• **EXERCISE INSTRUCTIONS**: Write out all of the lines below, exactly and completely.

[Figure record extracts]
───

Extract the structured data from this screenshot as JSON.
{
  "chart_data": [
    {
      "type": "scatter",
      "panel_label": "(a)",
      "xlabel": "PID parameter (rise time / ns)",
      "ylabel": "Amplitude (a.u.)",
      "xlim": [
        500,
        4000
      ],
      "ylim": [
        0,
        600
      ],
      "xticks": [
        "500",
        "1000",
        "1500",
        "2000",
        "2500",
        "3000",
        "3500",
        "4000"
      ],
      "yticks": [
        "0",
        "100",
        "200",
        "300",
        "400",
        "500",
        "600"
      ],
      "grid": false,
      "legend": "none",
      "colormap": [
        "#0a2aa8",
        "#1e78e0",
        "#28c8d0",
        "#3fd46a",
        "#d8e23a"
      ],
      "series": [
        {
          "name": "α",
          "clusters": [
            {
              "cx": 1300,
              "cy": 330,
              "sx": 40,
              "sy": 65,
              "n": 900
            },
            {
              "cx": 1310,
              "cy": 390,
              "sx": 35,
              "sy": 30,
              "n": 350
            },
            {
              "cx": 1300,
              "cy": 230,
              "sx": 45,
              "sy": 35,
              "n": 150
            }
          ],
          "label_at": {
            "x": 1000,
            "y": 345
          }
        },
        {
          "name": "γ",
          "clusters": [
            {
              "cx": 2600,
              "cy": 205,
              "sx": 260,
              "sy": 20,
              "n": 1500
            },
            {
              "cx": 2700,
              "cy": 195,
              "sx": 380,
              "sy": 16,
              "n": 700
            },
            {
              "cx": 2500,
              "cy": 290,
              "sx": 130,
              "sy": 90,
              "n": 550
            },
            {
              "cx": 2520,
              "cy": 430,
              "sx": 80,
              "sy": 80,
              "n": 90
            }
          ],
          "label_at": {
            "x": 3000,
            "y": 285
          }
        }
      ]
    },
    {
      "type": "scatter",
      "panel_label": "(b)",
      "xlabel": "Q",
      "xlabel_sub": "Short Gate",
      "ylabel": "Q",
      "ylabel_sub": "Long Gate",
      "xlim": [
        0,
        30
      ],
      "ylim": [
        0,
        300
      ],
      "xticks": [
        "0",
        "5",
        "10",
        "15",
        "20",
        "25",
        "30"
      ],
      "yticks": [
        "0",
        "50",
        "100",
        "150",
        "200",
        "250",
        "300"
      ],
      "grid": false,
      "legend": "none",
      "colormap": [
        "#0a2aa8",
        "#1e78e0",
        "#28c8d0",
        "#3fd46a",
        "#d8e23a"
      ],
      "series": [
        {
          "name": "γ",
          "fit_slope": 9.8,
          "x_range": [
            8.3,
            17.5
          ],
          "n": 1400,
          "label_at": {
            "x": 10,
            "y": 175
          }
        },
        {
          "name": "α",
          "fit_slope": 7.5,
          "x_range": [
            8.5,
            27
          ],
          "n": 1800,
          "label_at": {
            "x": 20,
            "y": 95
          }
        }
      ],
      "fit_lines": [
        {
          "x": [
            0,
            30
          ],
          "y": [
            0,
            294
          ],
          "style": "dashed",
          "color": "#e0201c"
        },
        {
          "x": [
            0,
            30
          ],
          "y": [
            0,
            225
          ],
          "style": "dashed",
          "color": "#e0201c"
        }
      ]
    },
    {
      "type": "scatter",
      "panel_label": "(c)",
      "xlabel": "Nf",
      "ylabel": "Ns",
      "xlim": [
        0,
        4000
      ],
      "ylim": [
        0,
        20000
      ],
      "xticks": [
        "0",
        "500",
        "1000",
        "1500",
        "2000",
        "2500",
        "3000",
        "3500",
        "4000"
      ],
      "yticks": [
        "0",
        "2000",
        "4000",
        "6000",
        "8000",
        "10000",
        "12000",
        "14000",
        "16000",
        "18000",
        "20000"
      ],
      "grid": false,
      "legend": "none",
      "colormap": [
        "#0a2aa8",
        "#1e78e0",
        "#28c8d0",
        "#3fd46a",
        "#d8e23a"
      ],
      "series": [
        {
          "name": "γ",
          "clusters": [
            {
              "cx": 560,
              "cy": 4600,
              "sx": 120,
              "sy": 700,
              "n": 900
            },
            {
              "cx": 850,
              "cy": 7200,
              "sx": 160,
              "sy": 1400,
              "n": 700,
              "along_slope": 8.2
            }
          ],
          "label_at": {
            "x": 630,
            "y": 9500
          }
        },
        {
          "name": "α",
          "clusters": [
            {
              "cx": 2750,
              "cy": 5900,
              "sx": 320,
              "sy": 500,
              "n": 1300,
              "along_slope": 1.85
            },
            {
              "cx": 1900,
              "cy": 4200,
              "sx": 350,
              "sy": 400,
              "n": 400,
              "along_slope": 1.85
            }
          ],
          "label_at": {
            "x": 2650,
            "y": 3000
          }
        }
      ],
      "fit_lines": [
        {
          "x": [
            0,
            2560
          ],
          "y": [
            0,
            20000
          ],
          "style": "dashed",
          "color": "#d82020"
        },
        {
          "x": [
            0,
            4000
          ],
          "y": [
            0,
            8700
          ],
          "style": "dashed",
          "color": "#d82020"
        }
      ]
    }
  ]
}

───

• **RESPONSE TO THE TASK**:
Extract the structured data from this screenshot as JSON.
{
  "chart_data": [
    {
      "type": "scatter",
      "panel_label": "(a)",
      "xlabel": "PID parameter (rise time / ns)",
      "ylabel": "Amplitude (a.u.)",
      "xlim": [
        500,
        4000
      ],
      "ylim": [
        0,
        600
      ],
      "xticks": [
        "500",
        "1000",
        "1500",
        "2000",
        "2500",
        "3000",
        "3500",
        "4000"
      ],
      "yticks": [
        "0",
        "100",
        "200",
        "300",
        "400",
        "500",
        "600"
      ],
      "grid": false,
      "legend": "none",
      "colormap": [
        "#0a2aa8",
        "#1e78e0",
        "#28c8d0",
        "#3fd46a",
        "#d8e23a"
      ],
      "series": [
        {
          "name": "α",
          "clusters": [
            {
              "cx": 1300,
              "cy": 330,
              "sx": 40,
              "sy": 65,
              "n": 900
            },
            {
              "cx": 1310,
              "cy": 390,
              "sx": 35,
              "sy": 30,
              "n": 350
            },
            {
              "cx": 1300,
              "cy": 230,
              "sx": 45,
              "sy": 35,
              "n": 150
            }
          ],
          "label_at": {
            "x": 1000,
            "y": 345
          }
        },
        {
          "name": "γ",
          "clusters": [
            {
              "cx": 2600,
              "cy": 205,
              "sx": 260,
              "sy": 20,
              "n": 1500
            },
            {
              "cx": 2700,
              "cy": 195,
              "sx": 380,
              "sy": 16,
              "n": 700
            },
            {
              "cx": 2500,
              "cy": 290,
              "sx": 130,
              "sy": 90,
              "n": 550
            },
            {
              "cx": 2520,
              "cy": 430,
              "sx": 80,
              "sy": 80,
              "n": 90
            }
          ],
          "label_at": {
            "x": 3000,
            "y": 285
          }
        }
      ]
    },
    {
      "type": "scatter",
      "panel_label": "(b)",
      "xlabel": "Q",
      "xlabel_sub": "Short Gate",
      "ylabel": "Q",
      "ylabel_sub": "Long Gate",
      "xlim": [
        0,
        30
      ],
      "ylim": [
        0,
        300
      ],
      "xticks": [
        "0",
        "5",
        "10",
        "15",
        "20",
        "25",
        "30"
      ],
      "yticks": [
        "0",
        "50",
        "100",
        "150",
        "200",
        "250",
        "300"
      ],
      "grid": false,
      "legend": "none",
      "colormap": [
        "#0a2aa8",
        "#1e78e0",
        "#28c8d0",
        "#3fd46a",
        "#d8e23a"
      ],
      "series": [
        {
          "name": "γ",
          "fit_slope": 9.8,
          "x_range": [
            8.3,
            17.5
          ],
          "n": 1400,
          "label_at": {
            "x": 10,
            "y": 175
          }
        },
        {
          "name": "α",
          "fit_slope": 7.5,
          "x_range": [
            8.5,
            27
          ],
          "n": 1800,
          "label_at": {
            "x": 20,
            "y": 95
          }
        }
      ],
      "fit_lines": [
        {
          "x": [
            0,
            30
          ],
          "y": [
            0,
            294
          ],
          "style": "dashed",
          "color": "#e0201c"
        },
        {
          "x": [
            0,
            30
          ],
          "y": [
            0,
            225
          ],
          "style": "dashed",
          "color": "#e0201c"
        }
      ]
    },
    {
      "type": "scatter",
      "panel_label": "(c)",
      "xlabel": "Nf",
      "ylabel": "Ns",
      "xlim": [
        0,
        4000
      ],
      "ylim": [
        0,
        20000
      ],
      "xticks": [
        "0",
        "500",
        "1000",
        "1500",
        "2000",
        "2500",
        "3000",
        "3500",
        "4000"
      ],
      "yticks": [
        "0",
        "2000",
        "4000",
        "6000",
        "8000",
        "10000",
        "12000",
        "14000",
        "16000",
        "18000",
        "20000"
      ],
      "grid": false,
      "legend": "none",
      "colormap": [
        "#0a2aa8",
        "#1e78e0",
        "#28c8d0",
        "#3fd46a",
        "#d8e23a"
      ],
      "series": [
        {
          "name": "γ",
          "clusters": [
            {
              "cx": 560,
              "cy": 4600,
              "sx": 120,
              "sy": 700,
              "n": 900
            },
            {
              "cx": 850,
              "cy": 7200,
              "sx": 160,
              "sy": 1400,
              "n": 700,
              "along_slope": 8.2
            }
          ],
          "label_at": {
            "x": 630,
            "y": 9500
          }
        },
        {
          "name": "α",
          "clusters": [
            {
              "cx": 2750,
              "cy": 5900,
              "sx": 320,
              "sy": 500,
              "n": 1300,
              "along_slope": 1.85
            },
            {
              "cx": 1900,
              "cy": 4200,
              "sx": 350,
              "sy": 400,
              "n": 400,
              "along_slope": 1.85
            }
          ],
          "label_at": {
            "x": 2650,
            "y": 3000
          }
        }
      ],
      "fit_lines": [
        {
          "x": [
            0,
            2560
          ],
          "y": [
            0,
            20000
          ],
          "style": "dashed",
          "color": "#d82020"
        },
        {
          "x": [
            0,
            4000
          ],
          "y": [
            0,
            8700
          ],
          "style": "dashed",
          "color": "#d82020"
        }
      ]
    }
  ]
}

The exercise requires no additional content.